> _The data_:
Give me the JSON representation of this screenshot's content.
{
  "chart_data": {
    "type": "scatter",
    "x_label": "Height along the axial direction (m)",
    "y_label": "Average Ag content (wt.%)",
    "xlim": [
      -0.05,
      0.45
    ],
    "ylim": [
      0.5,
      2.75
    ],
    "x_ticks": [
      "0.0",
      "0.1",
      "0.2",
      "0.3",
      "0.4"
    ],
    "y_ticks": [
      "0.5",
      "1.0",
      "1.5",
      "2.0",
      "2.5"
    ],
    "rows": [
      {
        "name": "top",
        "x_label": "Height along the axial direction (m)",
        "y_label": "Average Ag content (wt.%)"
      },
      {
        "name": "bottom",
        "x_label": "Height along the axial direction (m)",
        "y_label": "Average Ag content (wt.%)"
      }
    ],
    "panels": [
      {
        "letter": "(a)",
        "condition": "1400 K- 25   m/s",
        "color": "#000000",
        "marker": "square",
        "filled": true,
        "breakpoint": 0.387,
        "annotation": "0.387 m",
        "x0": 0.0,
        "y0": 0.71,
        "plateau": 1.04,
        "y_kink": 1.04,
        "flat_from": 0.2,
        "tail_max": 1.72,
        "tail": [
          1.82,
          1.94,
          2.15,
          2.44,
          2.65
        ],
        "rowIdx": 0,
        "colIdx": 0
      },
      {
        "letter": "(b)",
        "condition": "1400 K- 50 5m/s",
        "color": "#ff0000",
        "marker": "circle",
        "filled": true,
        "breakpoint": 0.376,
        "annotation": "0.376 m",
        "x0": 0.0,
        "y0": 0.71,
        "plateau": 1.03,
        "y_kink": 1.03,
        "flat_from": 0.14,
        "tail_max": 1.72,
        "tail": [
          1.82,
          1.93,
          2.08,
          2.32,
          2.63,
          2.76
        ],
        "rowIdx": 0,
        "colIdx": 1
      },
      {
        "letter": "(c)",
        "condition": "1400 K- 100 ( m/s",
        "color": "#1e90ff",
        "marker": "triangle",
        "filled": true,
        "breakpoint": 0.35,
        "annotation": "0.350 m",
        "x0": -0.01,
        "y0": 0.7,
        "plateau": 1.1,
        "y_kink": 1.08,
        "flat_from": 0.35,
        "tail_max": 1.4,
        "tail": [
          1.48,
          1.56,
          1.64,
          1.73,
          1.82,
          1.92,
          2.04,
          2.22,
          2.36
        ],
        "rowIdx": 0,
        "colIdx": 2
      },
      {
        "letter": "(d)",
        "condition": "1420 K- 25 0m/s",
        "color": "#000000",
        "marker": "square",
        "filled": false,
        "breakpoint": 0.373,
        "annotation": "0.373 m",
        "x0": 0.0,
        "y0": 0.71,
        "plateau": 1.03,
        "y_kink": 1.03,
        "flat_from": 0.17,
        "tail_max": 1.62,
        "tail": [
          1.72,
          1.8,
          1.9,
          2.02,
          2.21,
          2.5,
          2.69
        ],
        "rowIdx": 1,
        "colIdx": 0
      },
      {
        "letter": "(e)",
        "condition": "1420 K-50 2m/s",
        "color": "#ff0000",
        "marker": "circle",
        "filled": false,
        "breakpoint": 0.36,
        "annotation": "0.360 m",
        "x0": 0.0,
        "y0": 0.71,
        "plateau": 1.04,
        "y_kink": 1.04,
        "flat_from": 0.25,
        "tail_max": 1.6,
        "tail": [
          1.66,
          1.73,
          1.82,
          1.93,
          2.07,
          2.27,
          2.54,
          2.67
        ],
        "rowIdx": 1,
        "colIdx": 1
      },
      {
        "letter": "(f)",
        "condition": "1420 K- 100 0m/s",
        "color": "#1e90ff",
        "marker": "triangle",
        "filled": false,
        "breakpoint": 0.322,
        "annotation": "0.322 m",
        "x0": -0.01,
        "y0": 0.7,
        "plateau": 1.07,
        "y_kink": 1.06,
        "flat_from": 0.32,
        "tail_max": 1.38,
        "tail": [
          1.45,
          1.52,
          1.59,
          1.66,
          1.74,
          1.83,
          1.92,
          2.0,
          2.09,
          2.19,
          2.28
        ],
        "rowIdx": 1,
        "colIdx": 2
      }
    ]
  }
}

> _What is needed_:
Can you restate every record above word for word?

> _Correct result_:
Give me the JSON representation of this screenshot's content.
{
  "chart_data": {
    "type": "scatter",
    "x_label": "Height along the axial direction (m)",
    "y_label": "Average Ag content (wt.%)",
    "xlim": [
      -0.05,
      0.45
    ],
    "ylim": [
      0.5,
      2.75
    ],
    "x_ticks": [
      "0.0",
      "0.1",
      "0.2",
      "0.3",
      "0.4"
    ],
    "y_ticks": [
      "0.5",
      "1.0",
      "1.5",
      "2.0",
      "2.5"
    ],
    "rows": [
      {
        "name": "top",
        "x_label": "Height along the axial direction (m)",
        "y_label": "Average Ag content (wt.%)"
      },
      {
        "name": "bottom",
        "x_label": "Height along the axial direction (m)",
        "y_label": "Average Ag content (wt.%)"
      }
    ],
    "panels": [
      {
        "letter": "(a)",
        "condition": "1400 K- 25   m/s",
        "color": "#000000",
        "marker": "square",
        "filled": true,
        "breakpoint": 0.387,
        "annotation": "0.387 m",
        "x0": 0.0,
        "y0": 0.71,
        "plateau": 1.04,
        "y_kink": 1.04,
        "flat_from": 0.2,
        "tail_max": 1.72,
        "tail": [
          1.82,
          1.94,
          2.15,
          2.44,
          2.65
        ],
        "rowIdx": 0,
        "colIdx": 0
      },
      {
        "letter": "(b)",
        "condition": "1400 K- 50 5m/s",
        "color": "#ff0000",
        "marker": "circle",
        "filled": true,
        "breakpoint": 0.376,
        "annotation": "0.376 m",
        "x0": 0.0,
        "y0": 0.71,
        "plateau": 1.03,
        "y_kink": 1.03,
        "flat_from": 0.14,
        "tail_max": 1.72,
        "tail": [
          1.82,
          1.93,
          2.08,
          2.32,
          2.63,
          2.76
        ],
        "rowIdx": 0,
        "colIdx": 1
      },
      {
        "letter": "(c)",
        "condition": "1400 K- 100 ( m/s",
        "color": "#1e90ff",
        "marker": "triangle",
        "filled": true,
        "breakpoint": 0.35,
        "annotation": "0.350 m",
        "x0": -0.01,
        "y0": 0.7,
        "plateau": 1.1,
        "y_kink": 1.08,
        "flat_from": 0.35,
        "tail_max": 1.4,
        "tail": [
          1.48,
          1.56,
          1.64,
          1.73,
          1.82,
          1.92,
          2.04,
          2.22,
          2.36
        ],
        "rowIdx": 0,
        "colIdx": 2
      },
      {
        "letter": "(d)",
        "condition": "1420 K- 25 0m/s",
        "color": "#000000",
        "marker": "square",
        "filled": false,
        "breakpoint": 0.373,
        "annotation": "0.373 m",
        "x0": 0.0,
        "y0": 0.71,
        "plateau": 1.03,
        "y_kink": 1.03,
        "flat_from": 0.17,
        "tail_max": 1.62,
        "tail": [
          1.72,
          1.8,
          1.9,
          2.02,
          2.21,
          2.5,
          2.69
        ],
        "rowIdx": 1,
        "colIdx": 0
      },
      {
        "letter": "(e)",
        "condition": "1420 K-50 2m/s",
        "color": "#ff0000",
        "marker": "circle",
        "filled": false,
        "breakpoint": 0.36,
        "annotation": "0.360 m",
        "x0": 0.0,
        "y0": 0.71,
        "plateau": 1.04,
        "y_kink": 1.04,
        "flat_from": 0.25,
        "tail_max": 1.6,
        "tail": [
          1.66,
          1.73,
          1.82,
          1.93,
          2.07,
          2.27,
          2.54,
          2.67
        ],
        "rowIdx": 1,
        "colIdx": 1
      },
      {
        "letter": "(f)",
        "condition": "1420 K- 100 0m/s",
        "color": "#1e90ff",
        "marker": "triangle",
        "filled": false,
        "breakpoint": 0.322,
        "annotation": "0.322 m",
        "x0": -0.01,
        "y0": 0.7,
        "plateau": 1.07,
        "y_kink": 1.06,
        "flat_from": 0.32,
        "tail_max": 1.38,
        "tail": [
          1.45,
          1.52,
          1.59,
          1.66,
          1.74,
          1.83,
          1.92,
          2.0,
          2.09,
          2.19,
          2.28
        ],
        "rowIdx": 1,
        "colIdx": 2
      }
    ]
  }
}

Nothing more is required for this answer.